◆ Records for this task:
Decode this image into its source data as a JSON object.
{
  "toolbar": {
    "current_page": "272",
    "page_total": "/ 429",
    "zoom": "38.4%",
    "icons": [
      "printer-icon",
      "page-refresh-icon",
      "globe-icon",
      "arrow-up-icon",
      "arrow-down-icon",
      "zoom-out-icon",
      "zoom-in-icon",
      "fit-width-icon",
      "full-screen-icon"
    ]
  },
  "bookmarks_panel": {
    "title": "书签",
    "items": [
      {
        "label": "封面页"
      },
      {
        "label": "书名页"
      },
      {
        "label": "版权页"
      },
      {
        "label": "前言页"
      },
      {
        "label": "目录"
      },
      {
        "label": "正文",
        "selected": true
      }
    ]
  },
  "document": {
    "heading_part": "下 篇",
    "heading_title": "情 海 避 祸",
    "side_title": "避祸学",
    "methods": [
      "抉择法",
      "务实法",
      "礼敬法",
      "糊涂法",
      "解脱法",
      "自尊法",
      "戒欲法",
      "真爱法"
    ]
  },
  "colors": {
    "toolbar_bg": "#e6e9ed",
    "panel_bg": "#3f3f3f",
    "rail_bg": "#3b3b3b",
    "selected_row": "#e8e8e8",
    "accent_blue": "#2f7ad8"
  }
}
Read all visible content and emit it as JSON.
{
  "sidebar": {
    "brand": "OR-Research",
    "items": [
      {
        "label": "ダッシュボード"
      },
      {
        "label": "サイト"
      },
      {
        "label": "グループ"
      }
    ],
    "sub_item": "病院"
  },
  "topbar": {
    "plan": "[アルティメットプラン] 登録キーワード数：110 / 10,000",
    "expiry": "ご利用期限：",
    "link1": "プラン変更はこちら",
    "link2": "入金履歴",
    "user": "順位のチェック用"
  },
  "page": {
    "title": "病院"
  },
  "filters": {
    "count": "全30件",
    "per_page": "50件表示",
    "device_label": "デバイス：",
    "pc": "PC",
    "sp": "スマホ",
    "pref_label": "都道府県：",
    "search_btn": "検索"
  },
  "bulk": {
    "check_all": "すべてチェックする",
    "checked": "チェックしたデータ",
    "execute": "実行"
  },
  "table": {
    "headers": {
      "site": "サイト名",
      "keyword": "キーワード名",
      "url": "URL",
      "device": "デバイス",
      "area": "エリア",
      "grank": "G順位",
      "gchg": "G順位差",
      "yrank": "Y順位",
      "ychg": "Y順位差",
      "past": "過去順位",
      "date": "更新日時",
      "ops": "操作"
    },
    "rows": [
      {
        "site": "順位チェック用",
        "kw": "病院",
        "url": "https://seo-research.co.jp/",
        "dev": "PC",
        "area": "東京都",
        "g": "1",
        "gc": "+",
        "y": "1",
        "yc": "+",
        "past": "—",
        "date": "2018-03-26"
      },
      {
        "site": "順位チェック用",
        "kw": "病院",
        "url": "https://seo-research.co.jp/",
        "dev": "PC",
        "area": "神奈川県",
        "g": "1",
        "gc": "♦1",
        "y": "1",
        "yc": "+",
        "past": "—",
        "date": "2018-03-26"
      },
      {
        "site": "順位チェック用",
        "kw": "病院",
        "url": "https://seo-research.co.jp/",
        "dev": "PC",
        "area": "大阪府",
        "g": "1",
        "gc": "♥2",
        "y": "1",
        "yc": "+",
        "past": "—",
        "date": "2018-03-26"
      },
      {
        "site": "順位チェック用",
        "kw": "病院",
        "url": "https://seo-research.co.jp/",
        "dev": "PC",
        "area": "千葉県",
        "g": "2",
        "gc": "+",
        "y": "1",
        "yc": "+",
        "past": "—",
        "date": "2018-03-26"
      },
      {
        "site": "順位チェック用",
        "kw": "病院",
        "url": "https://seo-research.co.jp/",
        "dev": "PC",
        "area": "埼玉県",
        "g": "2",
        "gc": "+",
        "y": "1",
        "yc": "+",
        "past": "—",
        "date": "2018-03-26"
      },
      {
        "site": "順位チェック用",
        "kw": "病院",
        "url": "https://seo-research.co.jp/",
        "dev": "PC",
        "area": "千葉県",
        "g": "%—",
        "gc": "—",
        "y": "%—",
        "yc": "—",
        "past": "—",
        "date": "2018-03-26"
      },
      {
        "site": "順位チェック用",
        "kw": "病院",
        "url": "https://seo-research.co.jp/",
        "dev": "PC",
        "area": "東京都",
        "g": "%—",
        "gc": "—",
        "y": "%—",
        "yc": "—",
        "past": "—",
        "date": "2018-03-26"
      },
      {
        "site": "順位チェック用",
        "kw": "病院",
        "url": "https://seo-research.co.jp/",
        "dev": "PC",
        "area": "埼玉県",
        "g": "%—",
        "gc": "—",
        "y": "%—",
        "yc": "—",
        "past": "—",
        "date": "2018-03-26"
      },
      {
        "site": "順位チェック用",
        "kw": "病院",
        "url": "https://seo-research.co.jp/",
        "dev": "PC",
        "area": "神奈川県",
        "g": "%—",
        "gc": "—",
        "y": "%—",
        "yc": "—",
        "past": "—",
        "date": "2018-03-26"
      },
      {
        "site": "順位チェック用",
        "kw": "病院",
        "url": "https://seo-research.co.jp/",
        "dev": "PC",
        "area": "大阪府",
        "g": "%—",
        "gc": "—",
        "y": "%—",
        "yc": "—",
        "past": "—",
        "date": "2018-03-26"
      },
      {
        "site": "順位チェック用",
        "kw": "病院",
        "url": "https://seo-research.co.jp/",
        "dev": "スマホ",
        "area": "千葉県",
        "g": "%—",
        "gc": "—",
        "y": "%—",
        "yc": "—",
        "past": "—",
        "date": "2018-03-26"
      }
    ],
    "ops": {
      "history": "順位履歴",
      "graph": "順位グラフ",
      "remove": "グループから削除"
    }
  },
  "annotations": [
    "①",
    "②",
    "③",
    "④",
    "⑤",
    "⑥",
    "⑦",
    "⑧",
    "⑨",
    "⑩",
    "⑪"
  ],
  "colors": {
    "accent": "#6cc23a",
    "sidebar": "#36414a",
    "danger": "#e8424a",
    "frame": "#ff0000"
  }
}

◆ Exercise:
The records above are to be repeated exactly, in their entirety.

◆ The solution:
Decode this image into its source data as a JSON object.
{
  "toolbar": {
    "current_page": "272",
    "page_total": "/ 429",
    "zoom": "38.4%",
    "icons": [
      "printer-icon",
      "page-refresh-icon",
      "globe-icon",
      "arrow-up-icon",
      "arrow-down-icon",
      "zoom-out-icon",
      "zoom-in-icon",
      "fit-width-icon",
      "full-screen-icon"
    ]
  },
  "bookmarks_panel": {
    "title": "书签",
    "items": [
      {
        "label": "封面页"
      },
      {
        "label": "书名页"
      },
      {
        "label": "版权页"
      },
      {
        "label": "前言页"
      },
      {
        "label": "目录"
      },
      {
        "label": "正文",
        "selected": true
      }
    ]
  },
  "document": {
    "heading_part": "下 篇",
    "heading_title": "情 海 避 祸",
    "side_title": "避祸学",
    "methods": [
      "抉择法",
      "务实法",
      "礼敬法",
      "糊涂法",
      "解脱法",
      "自尊法",
      "戒欲法",
      "真爱法"
    ]
  },
  "colors": {
    "toolbar_bg": "#e6e9ed",
    "panel_bg": "#3f3f3f",
    "rail_bg": "#3b3b3b",
    "selected_row": "#e8e8e8",
    "accent_blue": "#2f7ad8"
  }
}
Read all visible content and emit it as JSON.
{
  "sidebar": {
    "brand": "OR-Research",
    "items": [
      {
        "label": "ダッシュボード"
      },
      {
        "label": "サイト"
      },
      {
        "label": "グループ"
      }
    ],
    "sub_item": "病院"
  },
  "topbar": {
    "plan": "[アルティメットプラン] 登録キーワード数：110 / 10,000",
    "expiry": "ご利用期限：",
    "link1": "プラン変更はこちら",
    "link2": "入金履歴",
    "user": "順位のチェック用"
  },
  "page": {
    "title": "病院"
  },
  "filters": {
    "count": "全30件",
    "per_page": "50件表示",
    "device_label": "デバイス：",
    "pc": "PC",
    "sp": "スマホ",
    "pref_label": "都道府県：",
    "search_btn": "検索"
  },
  "bulk": {
    "check_all": "すべてチェックする",
    "checked": "チェックしたデータ",
    "execute": "実行"
  },
  "table": {
    "headers": {
      "site": "サイト名",
      "keyword": "キーワード名",
      "url": "URL",
      "device": "デバイス",
      "area": "エリア",
      "grank": "G順位",
      "gchg": "G順位差",
      "yrank": "Y順位",
      "ychg": "Y順位差",
      "past": "過去順位",
      "date": "更新日時",
      "ops": "操作"
    },
    "rows": [
      {
        "site": "順位チェック用",
        "kw": "病院",
        "url": "https://seo-research.co.jp/",
        "dev": "PC",
        "area": "東京都",
        "g": "1",
        "gc": "+",
        "y": "1",
        "yc": "+",
        "past": "—",
        "date": "2018-03-26"
      },
      {
        "site": "順位チェック用",
        "kw": "病院",
        "url": "https://seo-research.co.jp/",
        "dev": "PC",
        "area": "神奈川県",
        "g": "1",
        "gc": "♦1",
        "y": "1",
        "yc": "+",
        "past": "—",
        "date": "2018-03-26"
      },
      {
        "site": "順位チェック用",
        "kw": "病院",
        "url": "https://seo-research.co.jp/",
        "dev": "PC",
        "area": "大阪府",
        "g": "1",
        "gc": "♥2",
        "y": "1",
        "yc": "+",
        "past": "—",
        "date": "2018-03-26"
      },
      {
        "site": "順位チェック用",
        "kw": "病院",
        "url": "https://seo-research.co.jp/",
        "dev": "PC",
        "area": "千葉県",
        "g": "2",
        "gc": "+",
        "y": "1",
        "yc": "+",
        "past": "—",
        "date": "2018-03-26"
      },
      {
        "site": "順位チェック用",
        "kw": "病院",
        "url": "https://seo-research.co.jp/",
        "dev": "PC",
        "area": "埼玉県",
        "g": "2",
        "gc": "+",
        "y": "1",
        "yc": "+",
        "past": "—",
        "date": "2018-03-26"
      },
      {
        "site": "順位チェック用",
        "kw": "病院",
        "url": "https://seo-research.co.jp/",
        "dev": "PC",
        "area": "千葉県",
        "g": "%—",
        "gc": "—",
        "y": "%—",
        "yc": "—",
        "past": "—",
        "date": "2018-03-26"
      },
      {
        "site": "順位チェック用",
        "kw": "病院",
        "url": "https://seo-research.co.jp/",
        "dev": "PC",
        "area": "東京都",
        "g": "%—",
        "gc": "—",
        "y": "%—",
        "yc": "—",
        "past": "—",
        "date": "2018-03-26"
      },
      {
        "site": "順位チェック用",
        "kw": "病院",
        "url": "https://seo-research.co.jp/",
        "dev": "PC",
        "area": "埼玉県",
        "g": "%—",
        "gc": "—",
        "y": "%—",
        "yc": "—",
        "past": "—",
        "date": "2018-03-26"
      },
      {
        "site": "順位チェック用",
        "kw": "病院",
        "url": "https://seo-research.co.jp/",
        "dev": "PC",
        "area": "神奈川県",
        "g": "%—",
        "gc": "—",
        "y": "%—",
        "yc": "—",
        "past": "—",
        "date": "2018-03-26"
      },
      {
        "site": "順位チェック用",
        "kw": "病院",
        "url": "https://seo-research.co.jp/",
        "dev": "PC",
        "area": "大阪府",
        "g": "%—",
        "gc": "—",
        "y": "%—",
        "yc": "—",
        "past": "—",
        "date": "2018-03-26"
      },
      {
        "site": "順位チェック用",
        "kw": "病院",
        "url": "https://seo-research.co.jp/",
        "dev": "スマホ",
        "area": "千葉県",
        "g": "%—",
        "gc": "—",
        "y": "%—",
        "yc": "—",
        "past": "—",
        "date": "2018-03-26"
      }
    ],
    "ops": {
      "history": "順位履歴",
      "graph": "順位グラフ",
      "remove": "グループから削除"
    }
  },
  "annotations": [
    "①",
    "②",
    "③",
    "④",
    "⑤",
    "⑥",
    "⑦",
    "⑧",
    "⑨",
    "⑩",
    "⑪"
  ],
  "colors": {
    "accent": "#6cc23a",
    "sidebar": "#36414a",
    "danger": "#e8424a",
    "frame": "#ff0000"
  }
}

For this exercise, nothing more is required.